_Stated exercise_. Extract each line where the string "this" shows up.

****************

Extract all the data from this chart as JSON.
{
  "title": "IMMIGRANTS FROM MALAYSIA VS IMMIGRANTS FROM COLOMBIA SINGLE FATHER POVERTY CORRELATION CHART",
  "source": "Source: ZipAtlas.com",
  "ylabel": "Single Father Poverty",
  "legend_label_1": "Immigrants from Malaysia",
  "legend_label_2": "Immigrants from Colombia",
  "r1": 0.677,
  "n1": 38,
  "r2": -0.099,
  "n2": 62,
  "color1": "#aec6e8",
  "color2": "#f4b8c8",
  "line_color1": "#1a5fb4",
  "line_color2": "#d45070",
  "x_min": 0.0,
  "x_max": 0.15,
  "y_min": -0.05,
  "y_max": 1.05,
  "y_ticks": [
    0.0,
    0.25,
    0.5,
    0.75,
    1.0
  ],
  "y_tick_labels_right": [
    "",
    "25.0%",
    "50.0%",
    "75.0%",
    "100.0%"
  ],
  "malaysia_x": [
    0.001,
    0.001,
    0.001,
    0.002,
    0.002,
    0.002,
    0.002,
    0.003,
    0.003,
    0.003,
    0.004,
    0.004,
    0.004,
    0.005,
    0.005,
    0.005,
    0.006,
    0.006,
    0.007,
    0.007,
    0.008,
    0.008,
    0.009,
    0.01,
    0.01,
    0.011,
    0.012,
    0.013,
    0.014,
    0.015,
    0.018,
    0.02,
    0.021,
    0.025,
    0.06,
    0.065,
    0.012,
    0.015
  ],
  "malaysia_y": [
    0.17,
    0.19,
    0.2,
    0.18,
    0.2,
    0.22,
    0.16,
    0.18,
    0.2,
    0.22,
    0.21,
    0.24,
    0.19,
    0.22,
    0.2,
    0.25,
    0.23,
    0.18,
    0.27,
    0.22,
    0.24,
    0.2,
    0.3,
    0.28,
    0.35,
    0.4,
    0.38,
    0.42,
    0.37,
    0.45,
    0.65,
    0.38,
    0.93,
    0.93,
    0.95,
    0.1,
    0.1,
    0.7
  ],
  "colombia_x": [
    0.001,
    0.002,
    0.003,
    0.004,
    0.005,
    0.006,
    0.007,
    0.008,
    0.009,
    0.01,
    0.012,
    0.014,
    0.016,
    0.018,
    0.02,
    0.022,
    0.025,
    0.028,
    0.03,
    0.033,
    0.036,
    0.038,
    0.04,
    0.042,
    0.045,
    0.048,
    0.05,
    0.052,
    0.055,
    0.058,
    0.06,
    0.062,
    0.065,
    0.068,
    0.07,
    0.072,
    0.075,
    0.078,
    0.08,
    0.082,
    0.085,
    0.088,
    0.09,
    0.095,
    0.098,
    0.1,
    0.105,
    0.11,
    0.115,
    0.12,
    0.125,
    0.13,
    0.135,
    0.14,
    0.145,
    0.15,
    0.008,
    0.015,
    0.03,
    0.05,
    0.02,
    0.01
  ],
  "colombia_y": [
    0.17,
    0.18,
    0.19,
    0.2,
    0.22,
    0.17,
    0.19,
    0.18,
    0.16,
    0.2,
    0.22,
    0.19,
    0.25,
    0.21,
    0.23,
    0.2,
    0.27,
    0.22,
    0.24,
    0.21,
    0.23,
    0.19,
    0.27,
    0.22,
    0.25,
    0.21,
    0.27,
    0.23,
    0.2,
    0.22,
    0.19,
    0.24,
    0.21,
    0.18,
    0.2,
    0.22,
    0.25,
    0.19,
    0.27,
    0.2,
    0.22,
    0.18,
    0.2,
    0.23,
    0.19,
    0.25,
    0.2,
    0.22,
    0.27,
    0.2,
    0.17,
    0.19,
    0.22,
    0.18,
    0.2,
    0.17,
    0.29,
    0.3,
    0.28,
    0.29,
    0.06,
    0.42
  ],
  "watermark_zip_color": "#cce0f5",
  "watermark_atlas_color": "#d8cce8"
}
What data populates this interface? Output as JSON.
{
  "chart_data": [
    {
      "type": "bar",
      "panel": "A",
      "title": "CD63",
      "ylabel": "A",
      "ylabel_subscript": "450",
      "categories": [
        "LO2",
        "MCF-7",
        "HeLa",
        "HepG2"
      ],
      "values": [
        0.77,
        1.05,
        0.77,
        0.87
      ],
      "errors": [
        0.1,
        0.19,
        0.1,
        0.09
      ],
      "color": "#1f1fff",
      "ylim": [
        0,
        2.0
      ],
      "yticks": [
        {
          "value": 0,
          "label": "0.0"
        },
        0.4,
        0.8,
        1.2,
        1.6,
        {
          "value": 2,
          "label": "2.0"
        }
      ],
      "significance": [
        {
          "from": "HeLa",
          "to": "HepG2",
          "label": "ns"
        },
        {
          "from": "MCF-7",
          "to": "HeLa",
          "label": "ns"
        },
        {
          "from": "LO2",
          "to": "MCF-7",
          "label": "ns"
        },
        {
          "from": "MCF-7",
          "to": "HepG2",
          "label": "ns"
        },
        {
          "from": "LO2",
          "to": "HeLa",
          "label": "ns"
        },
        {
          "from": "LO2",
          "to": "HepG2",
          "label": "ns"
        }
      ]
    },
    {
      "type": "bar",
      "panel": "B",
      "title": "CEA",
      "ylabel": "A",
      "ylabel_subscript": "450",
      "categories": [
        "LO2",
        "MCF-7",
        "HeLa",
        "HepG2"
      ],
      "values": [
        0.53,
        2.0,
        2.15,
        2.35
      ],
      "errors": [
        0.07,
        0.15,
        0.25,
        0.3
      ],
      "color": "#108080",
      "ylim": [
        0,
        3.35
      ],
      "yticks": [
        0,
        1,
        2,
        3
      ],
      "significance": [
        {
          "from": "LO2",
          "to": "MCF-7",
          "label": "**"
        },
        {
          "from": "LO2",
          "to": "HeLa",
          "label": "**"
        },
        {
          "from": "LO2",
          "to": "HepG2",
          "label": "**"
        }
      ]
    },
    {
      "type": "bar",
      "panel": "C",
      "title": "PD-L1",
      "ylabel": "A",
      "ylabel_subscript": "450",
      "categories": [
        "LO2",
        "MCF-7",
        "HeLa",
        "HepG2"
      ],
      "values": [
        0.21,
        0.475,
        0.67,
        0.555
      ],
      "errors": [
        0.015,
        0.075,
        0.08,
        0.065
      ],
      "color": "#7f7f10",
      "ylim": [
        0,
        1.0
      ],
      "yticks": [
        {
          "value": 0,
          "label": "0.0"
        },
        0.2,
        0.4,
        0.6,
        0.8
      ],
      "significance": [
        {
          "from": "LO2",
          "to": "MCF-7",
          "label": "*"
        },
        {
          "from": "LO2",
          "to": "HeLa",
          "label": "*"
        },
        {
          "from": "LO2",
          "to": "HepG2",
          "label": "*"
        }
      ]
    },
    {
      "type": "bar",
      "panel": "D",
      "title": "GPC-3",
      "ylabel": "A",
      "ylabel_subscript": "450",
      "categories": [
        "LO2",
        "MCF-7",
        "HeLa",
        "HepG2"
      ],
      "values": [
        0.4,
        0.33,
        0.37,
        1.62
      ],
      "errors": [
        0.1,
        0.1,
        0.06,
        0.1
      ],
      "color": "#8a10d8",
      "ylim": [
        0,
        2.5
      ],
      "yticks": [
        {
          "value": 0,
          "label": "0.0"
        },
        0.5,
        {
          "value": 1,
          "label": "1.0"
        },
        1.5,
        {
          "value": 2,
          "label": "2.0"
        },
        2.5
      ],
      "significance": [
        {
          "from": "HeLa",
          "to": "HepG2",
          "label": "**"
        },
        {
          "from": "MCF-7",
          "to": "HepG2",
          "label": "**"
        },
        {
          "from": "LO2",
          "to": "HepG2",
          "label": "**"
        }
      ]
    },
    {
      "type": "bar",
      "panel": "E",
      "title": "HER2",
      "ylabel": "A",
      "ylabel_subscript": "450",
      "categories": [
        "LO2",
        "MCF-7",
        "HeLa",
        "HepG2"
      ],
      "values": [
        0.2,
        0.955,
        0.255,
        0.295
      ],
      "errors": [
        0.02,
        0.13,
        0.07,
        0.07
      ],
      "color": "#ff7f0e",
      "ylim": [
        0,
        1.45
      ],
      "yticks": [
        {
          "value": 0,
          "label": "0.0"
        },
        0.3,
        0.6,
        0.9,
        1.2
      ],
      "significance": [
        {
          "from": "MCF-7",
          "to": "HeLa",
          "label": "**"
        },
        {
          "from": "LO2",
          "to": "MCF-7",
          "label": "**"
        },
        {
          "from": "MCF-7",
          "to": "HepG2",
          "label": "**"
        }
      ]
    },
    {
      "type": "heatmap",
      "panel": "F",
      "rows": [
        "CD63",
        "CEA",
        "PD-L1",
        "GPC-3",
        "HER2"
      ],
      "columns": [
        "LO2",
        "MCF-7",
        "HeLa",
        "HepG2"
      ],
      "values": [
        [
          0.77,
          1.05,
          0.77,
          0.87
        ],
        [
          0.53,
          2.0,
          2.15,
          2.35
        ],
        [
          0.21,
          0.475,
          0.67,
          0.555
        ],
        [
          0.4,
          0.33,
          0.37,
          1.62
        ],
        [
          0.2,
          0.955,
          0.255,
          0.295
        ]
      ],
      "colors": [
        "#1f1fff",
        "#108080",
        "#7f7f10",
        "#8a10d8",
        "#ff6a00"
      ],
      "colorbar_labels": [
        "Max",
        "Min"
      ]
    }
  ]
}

****************

_Output of the exercise_.
Extract all the data from this chart as JSON.
What data populates this interface? Output as JSON.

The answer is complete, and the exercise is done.